## BEGIN SOURCE EXTRACT

New Deal arts projects were guided by two novel assumptions: artists were workers and art was cultural labor worthy of government support. That commitment was demonstrated most dramatically in the Federal Art Project (FAP), a relief program for depression-era artists. Some painters and sculptors continued working in their studios with the assistance of relief checks—their work was placed in libraries, schools, and other public buildings. Others lent their talents to community art centers that made art training and appreciation accessible to wider audiences. FAP also sponsored the Index of American Design, which set out to discover what was “American” in decorative arts: several hundred artists produced illustrations of thousands of objects in museums and private collections, a source that remains invaluable for historians of American art, society, and culture. In essays written as part of the New Deal’s documentation of its own efforts, two editors of the Index of American Design explained the exhaustive search for a distinctive American art in the artifacts of everyday use and decoration.


What Is American Design?

Constance Rourke

American design has many ancestries, but this circumstance does not exclude the possibility of a distinctive character. All art is in some measure derivative; and for us, relationships with European design have been obvious and inevitable because of our origins and because of the many interchanges with Europe which have belonged to our history from its inception.

## END SOURCE EXTRACT

THE EXERCISE: Write out the stretch of the text on American design from "American design has" through "from its inception.", switching "inevitable" to "unavoidable". Work only from the text above.

## BEGIN STORED ROWS

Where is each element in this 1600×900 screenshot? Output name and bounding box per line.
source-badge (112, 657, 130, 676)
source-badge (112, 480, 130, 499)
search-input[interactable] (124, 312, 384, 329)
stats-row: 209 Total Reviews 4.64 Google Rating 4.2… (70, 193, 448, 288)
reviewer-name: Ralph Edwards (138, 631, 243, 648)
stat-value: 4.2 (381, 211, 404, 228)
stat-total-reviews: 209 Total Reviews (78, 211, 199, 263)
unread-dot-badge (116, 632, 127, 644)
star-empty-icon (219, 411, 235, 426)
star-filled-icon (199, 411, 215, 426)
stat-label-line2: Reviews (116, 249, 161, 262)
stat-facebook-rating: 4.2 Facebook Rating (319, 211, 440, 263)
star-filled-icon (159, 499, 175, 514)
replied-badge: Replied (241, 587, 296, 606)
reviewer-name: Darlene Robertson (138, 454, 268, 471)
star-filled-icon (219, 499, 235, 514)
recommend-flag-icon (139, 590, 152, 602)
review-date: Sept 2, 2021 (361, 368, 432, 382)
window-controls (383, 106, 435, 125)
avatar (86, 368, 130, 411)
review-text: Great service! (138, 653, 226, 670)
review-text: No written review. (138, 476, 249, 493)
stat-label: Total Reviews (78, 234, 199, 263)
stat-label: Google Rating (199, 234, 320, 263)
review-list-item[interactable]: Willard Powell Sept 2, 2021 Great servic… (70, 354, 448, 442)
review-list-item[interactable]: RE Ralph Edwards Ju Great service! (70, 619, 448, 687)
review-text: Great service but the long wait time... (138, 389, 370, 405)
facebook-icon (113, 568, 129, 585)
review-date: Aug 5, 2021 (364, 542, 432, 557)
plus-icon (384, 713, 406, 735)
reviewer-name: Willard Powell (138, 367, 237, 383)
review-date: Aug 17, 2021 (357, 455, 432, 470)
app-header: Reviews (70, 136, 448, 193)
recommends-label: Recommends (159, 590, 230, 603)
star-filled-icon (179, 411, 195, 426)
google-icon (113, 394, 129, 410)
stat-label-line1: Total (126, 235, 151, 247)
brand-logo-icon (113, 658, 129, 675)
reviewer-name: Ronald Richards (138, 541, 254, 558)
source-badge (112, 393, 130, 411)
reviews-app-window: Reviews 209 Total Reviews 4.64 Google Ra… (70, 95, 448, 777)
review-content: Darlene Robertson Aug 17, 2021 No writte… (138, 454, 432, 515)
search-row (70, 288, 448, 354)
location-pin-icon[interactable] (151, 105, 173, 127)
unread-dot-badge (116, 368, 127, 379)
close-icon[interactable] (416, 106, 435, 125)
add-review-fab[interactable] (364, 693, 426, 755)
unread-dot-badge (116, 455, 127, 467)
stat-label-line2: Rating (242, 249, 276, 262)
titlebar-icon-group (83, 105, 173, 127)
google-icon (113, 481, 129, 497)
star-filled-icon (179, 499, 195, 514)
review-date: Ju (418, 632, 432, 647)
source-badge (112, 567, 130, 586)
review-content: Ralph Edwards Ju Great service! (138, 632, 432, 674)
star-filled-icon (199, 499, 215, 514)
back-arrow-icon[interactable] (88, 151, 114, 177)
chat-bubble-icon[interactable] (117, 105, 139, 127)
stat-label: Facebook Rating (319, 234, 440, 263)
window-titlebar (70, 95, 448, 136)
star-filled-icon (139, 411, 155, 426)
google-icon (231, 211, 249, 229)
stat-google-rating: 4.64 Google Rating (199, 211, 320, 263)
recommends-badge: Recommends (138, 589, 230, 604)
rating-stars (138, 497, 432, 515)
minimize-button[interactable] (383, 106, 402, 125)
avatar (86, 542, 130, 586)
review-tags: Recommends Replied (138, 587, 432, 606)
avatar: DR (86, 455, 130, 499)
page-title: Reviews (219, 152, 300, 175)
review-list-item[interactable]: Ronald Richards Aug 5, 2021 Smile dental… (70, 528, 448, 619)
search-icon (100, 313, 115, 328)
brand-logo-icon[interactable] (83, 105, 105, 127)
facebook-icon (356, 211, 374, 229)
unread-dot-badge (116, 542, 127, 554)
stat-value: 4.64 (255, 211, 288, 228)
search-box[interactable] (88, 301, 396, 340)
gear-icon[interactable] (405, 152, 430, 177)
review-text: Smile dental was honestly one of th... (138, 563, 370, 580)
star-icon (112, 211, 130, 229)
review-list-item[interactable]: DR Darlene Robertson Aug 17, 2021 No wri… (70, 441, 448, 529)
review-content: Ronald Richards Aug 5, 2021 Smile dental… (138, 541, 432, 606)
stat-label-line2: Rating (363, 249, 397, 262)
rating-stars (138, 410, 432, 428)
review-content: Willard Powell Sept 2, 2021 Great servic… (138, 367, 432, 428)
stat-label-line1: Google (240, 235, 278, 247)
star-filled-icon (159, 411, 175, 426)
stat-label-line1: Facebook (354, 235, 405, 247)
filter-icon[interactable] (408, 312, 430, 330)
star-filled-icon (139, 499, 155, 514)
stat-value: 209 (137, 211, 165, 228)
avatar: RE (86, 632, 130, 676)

## END STORED ROWS
## BEGIN STORED ROWS

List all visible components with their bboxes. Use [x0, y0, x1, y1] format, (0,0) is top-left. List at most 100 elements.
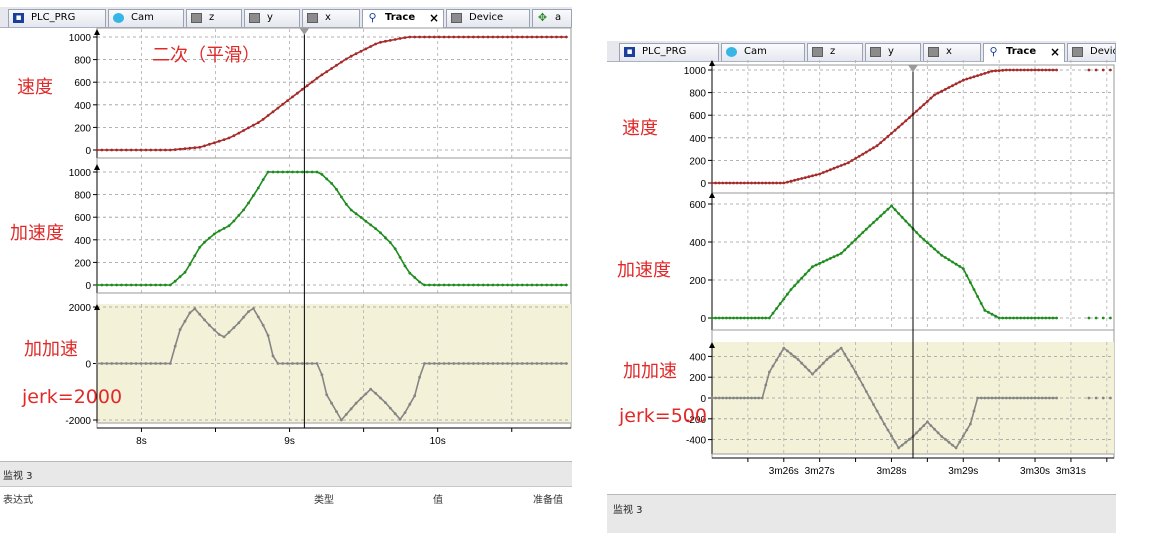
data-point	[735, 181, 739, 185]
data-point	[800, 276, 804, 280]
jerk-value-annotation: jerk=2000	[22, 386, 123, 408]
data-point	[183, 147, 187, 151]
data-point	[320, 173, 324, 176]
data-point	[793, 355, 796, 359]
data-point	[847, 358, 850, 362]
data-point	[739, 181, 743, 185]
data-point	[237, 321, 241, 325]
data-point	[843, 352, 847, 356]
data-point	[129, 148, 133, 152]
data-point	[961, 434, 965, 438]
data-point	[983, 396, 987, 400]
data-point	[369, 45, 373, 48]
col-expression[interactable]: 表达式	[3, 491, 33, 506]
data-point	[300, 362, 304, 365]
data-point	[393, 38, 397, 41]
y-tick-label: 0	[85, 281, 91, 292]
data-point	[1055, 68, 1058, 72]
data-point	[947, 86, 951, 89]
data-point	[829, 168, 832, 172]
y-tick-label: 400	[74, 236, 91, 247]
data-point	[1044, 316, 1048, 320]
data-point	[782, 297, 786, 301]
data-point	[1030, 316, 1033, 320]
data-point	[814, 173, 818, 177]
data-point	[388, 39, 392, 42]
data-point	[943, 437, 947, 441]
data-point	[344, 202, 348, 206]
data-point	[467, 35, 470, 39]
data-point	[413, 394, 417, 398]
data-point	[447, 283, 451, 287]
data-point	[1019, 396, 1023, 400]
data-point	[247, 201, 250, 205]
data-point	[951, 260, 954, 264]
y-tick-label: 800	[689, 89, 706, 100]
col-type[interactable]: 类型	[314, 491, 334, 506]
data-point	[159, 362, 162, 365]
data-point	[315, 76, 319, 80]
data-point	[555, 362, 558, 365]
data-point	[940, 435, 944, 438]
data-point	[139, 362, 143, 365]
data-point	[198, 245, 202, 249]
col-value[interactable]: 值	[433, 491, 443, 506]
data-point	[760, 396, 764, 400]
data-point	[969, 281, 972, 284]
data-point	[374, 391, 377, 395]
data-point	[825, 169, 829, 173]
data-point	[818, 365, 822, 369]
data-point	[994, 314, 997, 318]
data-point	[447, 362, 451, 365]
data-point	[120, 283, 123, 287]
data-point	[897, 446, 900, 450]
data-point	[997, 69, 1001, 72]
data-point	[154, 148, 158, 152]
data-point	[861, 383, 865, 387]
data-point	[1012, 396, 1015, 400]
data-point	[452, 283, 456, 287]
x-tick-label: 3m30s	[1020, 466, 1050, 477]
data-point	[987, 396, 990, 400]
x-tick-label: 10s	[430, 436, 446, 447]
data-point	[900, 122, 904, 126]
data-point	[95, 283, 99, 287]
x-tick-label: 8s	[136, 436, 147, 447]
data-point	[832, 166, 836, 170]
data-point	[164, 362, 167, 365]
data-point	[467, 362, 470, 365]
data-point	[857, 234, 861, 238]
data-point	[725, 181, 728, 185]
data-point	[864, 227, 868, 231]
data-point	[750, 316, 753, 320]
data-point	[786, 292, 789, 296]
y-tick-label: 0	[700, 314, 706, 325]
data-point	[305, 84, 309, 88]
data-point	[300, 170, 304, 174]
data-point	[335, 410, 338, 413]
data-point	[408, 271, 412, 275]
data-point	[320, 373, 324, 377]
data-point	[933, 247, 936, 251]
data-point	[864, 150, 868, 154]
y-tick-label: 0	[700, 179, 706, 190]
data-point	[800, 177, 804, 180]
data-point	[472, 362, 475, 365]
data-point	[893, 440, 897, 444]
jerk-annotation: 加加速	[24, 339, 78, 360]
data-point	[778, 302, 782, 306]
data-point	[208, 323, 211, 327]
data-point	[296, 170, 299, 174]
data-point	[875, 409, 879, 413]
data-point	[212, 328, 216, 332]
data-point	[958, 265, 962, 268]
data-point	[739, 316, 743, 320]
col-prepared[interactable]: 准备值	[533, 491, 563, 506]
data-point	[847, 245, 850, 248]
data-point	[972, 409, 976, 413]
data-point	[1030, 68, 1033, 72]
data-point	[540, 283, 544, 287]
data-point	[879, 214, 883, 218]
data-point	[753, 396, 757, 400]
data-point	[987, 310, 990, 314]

## END STORED ROWS

RESPONSE TO THE EXERCISE:
American design has many ancestries, but this circumstance does not exclude the possibility of a distinctive character. All art is in some measure derivative; and for us, relationships with European design have been obvious and unavoidable because of our origins and because of the many interchanges with Europe which have belonged to our history from its inception.